[Entries shown]
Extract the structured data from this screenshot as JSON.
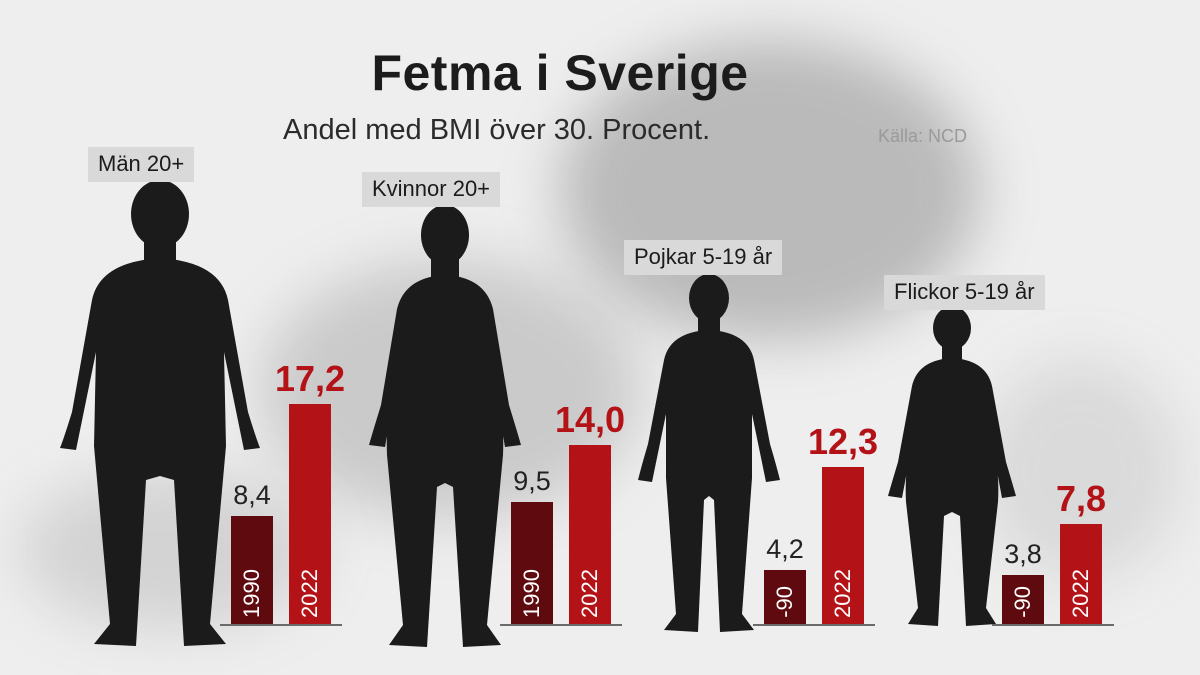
{
  "title": "Fetma i Sverige",
  "subtitle": "Andel med BMI över 30. Procent.",
  "source": "Källa: NCD",
  "colors": {
    "old_bar": "#5e0a0e",
    "new_bar": "#b31217",
    "silhouette": "#1b1b1b",
    "label_bg": "#d9d9d9"
  },
  "chart_data": {
    "type": "bar",
    "title": "Fetma i Sverige",
    "subtitle": "Andel med BMI över 30. Procent.",
    "ylim": [
      0,
      20
    ],
    "grid": false,
    "groups": [
      {
        "label": "Män 20+",
        "old": {
          "year": "1990",
          "value": 8.4,
          "value_label": "8,4"
        },
        "new": {
          "year": "2022",
          "value": 17.2,
          "value_label": "17,2"
        }
      },
      {
        "label": "Kvinnor 20+",
        "old": {
          "year": "1990",
          "value": 9.5,
          "value_label": "9,5"
        },
        "new": {
          "year": "2022",
          "value": 14.0,
          "value_label": "14,0"
        }
      },
      {
        "label": "Pojkar 5-19 år",
        "old": {
          "year": "-90",
          "value": 4.2,
          "value_label": "4,2"
        },
        "new": {
          "year": "2022",
          "value": 12.3,
          "value_label": "12,3"
        }
      },
      {
        "label": "Flickor 5-19 år",
        "old": {
          "year": "-90",
          "value": 3.8,
          "value_label": "3,8"
        },
        "new": {
          "year": "2022",
          "value": 7.8,
          "value_label": "7,8"
        }
      }
    ]
  }
}
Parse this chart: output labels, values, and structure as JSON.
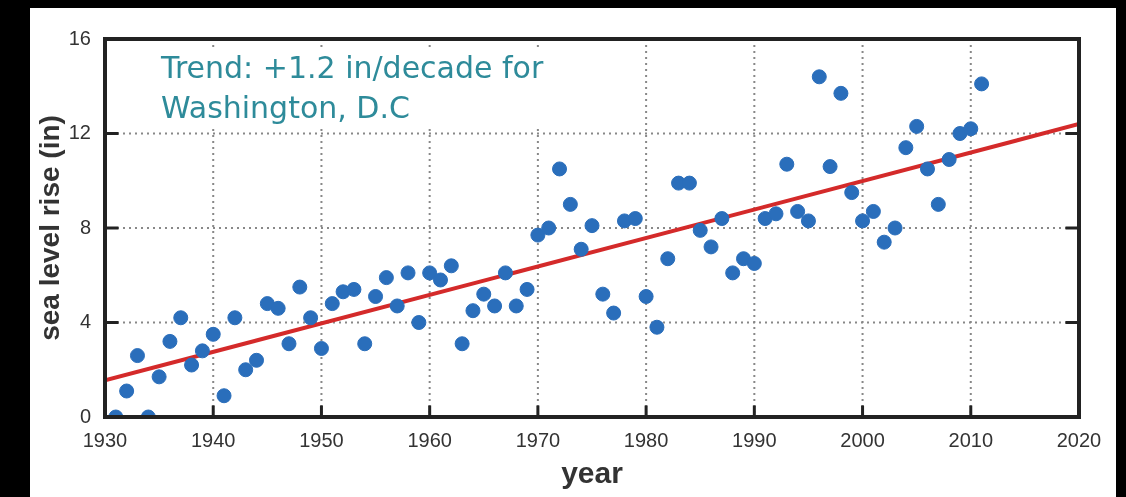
{
  "chart_data": {
    "type": "scatter",
    "xlabel": "year",
    "ylabel": "sea level rise (in)",
    "annotations": [
      "Trend: +1.2 in/decade for Washington, D.C"
    ],
    "x": [
      1931,
      1932,
      1933,
      1934,
      1935,
      1936,
      1937,
      1938,
      1939,
      1940,
      1941,
      1942,
      1943,
      1944,
      1945,
      1946,
      1947,
      1948,
      1949,
      1950,
      1951,
      1952,
      1953,
      1954,
      1955,
      1956,
      1957,
      1958,
      1959,
      1960,
      1961,
      1962,
      1963,
      1964,
      1965,
      1966,
      1967,
      1968,
      1969,
      1970,
      1971,
      1972,
      1973,
      1974,
      1975,
      1976,
      1977,
      1978,
      1979,
      1980,
      1981,
      1982,
      1983,
      1984,
      1985,
      1986,
      1987,
      1988,
      1989,
      1990,
      1991,
      1992,
      1993,
      1994,
      1995,
      1996,
      1997,
      1998,
      1999,
      2000,
      2001,
      2002,
      2003,
      2004,
      2005,
      2006,
      2007,
      2008,
      2009,
      2010,
      2011
    ],
    "series": [
      {
        "color": "#2a6ebb",
        "values": [
          0,
          1.1,
          2.6,
          0,
          1.7,
          3.2,
          4.2,
          2.2,
          2.8,
          3.5,
          0.9,
          4.2,
          2.0,
          2.4,
          4.8,
          4.6,
          3.1,
          5.5,
          4.2,
          2.9,
          4.8,
          5.3,
          5.4,
          3.1,
          5.1,
          5.9,
          4.7,
          6.1,
          4.0,
          6.1,
          5.8,
          6.4,
          3.1,
          4.5,
          5.2,
          4.7,
          6.1,
          4.7,
          5.4,
          7.7,
          8.0,
          10.5,
          9.0,
          7.1,
          8.1,
          5.2,
          4.4,
          8.3,
          8.4,
          5.1,
          3.8,
          6.7,
          9.9,
          9.9,
          7.9,
          7.2,
          8.4,
          6.1,
          6.7,
          6.5,
          8.4,
          8.6,
          10.7,
          8.7,
          8.3,
          14.4,
          10.6,
          13.7,
          9.5,
          8.3,
          8.7,
          7.4,
          8.0,
          11.4,
          12.3,
          10.5,
          9.0,
          10.9,
          12.0,
          12.2,
          14.1
        ]
      },
      {
        "type": "line",
        "marker": "none",
        "color": "#d42a2a",
        "x": [
          1930,
          2020
        ],
        "values": [
          1.55,
          12.4
        ]
      }
    ],
    "xlim": [
      1930,
      2020
    ],
    "xticks": [
      1930,
      1940,
      1950,
      1960,
      1970,
      1980,
      1990,
      2000,
      2010,
      2020
    ],
    "ylim": [
      0,
      16
    ],
    "yticks": [
      0,
      4,
      8,
      12,
      16
    ],
    "grid": true,
    "legend": false,
    "marker": "circle"
  }
}
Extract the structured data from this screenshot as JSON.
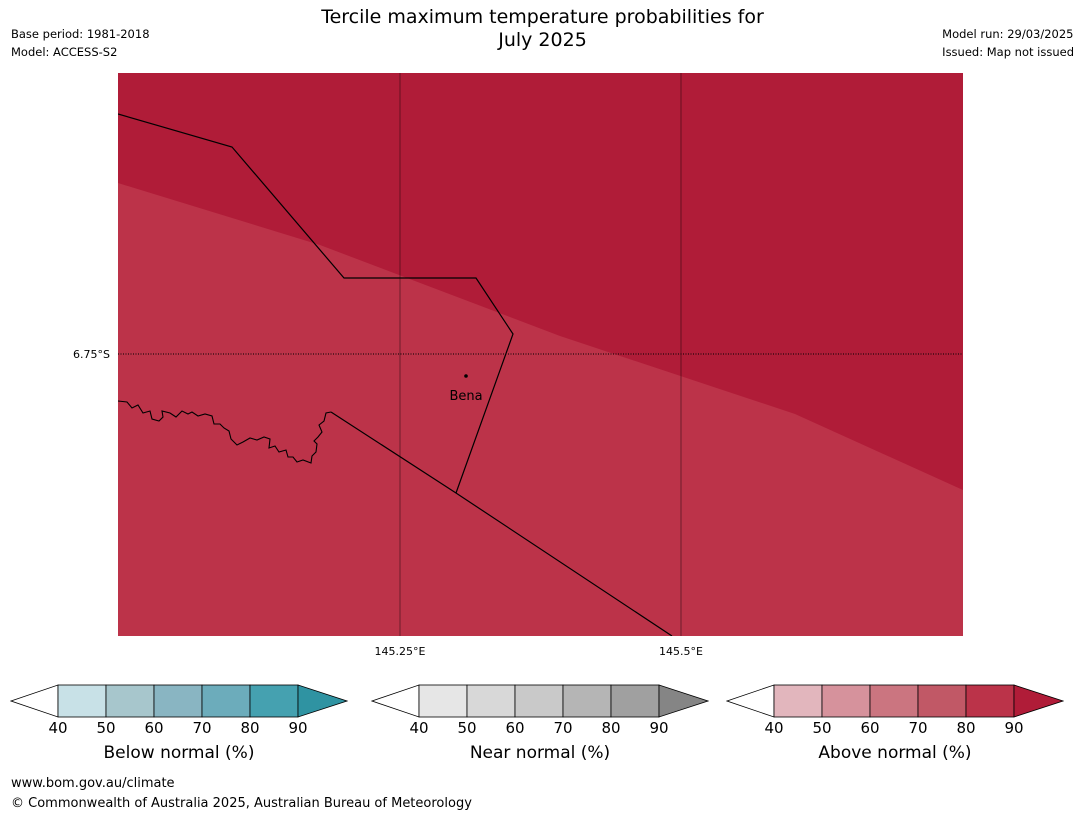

[Task instructions] Every line of the listing that holds "över" should be found and copied.

[Task answer]
  "subtitle": "Andel med BMI över 30. Procent.",
    "subtitle": "Andel med BMI över 30. Procent.",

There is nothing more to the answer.